═════ Input for this task ═════

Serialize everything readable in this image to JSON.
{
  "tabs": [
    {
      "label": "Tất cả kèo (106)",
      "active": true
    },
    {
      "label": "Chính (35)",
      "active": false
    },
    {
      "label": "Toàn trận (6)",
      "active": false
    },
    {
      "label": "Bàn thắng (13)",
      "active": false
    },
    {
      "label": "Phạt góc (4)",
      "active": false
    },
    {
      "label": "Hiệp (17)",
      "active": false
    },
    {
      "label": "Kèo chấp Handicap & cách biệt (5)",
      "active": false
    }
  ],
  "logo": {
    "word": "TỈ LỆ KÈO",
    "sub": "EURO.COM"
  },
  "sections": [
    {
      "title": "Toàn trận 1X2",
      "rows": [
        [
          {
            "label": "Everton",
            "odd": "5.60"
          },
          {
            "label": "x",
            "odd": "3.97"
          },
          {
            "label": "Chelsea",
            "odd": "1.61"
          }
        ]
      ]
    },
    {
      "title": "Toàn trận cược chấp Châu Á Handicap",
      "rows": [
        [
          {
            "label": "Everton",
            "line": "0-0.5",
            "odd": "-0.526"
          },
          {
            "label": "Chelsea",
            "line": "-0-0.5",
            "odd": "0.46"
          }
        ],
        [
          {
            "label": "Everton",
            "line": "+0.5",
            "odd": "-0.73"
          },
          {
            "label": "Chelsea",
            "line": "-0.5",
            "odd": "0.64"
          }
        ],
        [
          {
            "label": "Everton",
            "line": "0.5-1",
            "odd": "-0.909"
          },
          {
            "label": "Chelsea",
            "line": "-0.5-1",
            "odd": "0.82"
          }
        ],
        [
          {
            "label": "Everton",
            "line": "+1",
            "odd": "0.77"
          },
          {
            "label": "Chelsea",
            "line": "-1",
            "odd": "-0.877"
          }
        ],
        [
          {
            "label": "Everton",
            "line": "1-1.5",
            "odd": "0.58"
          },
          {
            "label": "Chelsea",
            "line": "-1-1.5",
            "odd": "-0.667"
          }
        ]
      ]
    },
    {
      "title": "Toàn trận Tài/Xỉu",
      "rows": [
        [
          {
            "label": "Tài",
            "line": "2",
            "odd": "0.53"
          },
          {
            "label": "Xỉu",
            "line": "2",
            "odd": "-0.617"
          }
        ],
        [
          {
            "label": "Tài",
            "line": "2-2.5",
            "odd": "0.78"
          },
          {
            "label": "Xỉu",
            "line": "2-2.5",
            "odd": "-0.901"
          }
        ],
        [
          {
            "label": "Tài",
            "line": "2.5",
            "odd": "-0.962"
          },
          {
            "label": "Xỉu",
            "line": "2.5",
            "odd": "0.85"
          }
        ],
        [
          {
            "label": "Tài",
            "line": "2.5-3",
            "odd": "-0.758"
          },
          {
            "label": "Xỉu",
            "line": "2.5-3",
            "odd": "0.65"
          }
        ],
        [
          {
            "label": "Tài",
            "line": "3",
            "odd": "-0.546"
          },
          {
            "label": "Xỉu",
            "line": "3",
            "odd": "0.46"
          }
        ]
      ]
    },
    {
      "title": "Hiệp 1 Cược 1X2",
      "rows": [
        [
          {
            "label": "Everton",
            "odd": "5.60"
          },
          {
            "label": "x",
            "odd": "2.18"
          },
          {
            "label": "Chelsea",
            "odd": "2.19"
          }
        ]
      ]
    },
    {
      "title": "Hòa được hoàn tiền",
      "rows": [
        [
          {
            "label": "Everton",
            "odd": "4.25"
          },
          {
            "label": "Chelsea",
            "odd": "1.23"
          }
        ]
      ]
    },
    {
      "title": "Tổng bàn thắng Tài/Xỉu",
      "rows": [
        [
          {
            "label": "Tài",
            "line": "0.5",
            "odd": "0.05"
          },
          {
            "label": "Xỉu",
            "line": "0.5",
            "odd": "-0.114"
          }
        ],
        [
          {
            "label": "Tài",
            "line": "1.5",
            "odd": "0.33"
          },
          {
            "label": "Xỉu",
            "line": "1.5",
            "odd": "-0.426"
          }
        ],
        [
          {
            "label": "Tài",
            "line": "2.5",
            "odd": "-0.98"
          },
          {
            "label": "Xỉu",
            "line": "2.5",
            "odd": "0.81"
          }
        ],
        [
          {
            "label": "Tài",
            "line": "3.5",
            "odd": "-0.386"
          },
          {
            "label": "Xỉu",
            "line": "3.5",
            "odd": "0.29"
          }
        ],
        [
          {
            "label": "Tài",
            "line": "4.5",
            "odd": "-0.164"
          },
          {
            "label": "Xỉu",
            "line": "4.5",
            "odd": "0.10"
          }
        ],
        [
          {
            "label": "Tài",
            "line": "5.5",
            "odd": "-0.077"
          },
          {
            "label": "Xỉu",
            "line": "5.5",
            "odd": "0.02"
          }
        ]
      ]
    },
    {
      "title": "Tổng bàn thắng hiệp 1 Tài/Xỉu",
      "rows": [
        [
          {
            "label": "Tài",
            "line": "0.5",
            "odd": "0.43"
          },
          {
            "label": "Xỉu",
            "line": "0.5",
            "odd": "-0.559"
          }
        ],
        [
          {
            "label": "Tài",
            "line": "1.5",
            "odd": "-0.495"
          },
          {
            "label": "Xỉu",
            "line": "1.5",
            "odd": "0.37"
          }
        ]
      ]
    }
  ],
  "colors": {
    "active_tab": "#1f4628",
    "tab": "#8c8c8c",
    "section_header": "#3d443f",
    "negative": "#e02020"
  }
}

═════

Aim
Look through the material above. Copy each line where the word "Handicap" appears.

Result of the exercise
      "label": "Kèo chấp Handicap & cách biệt (5)",
      "title": "Toàn trận cược chấp Châu Á Handicap",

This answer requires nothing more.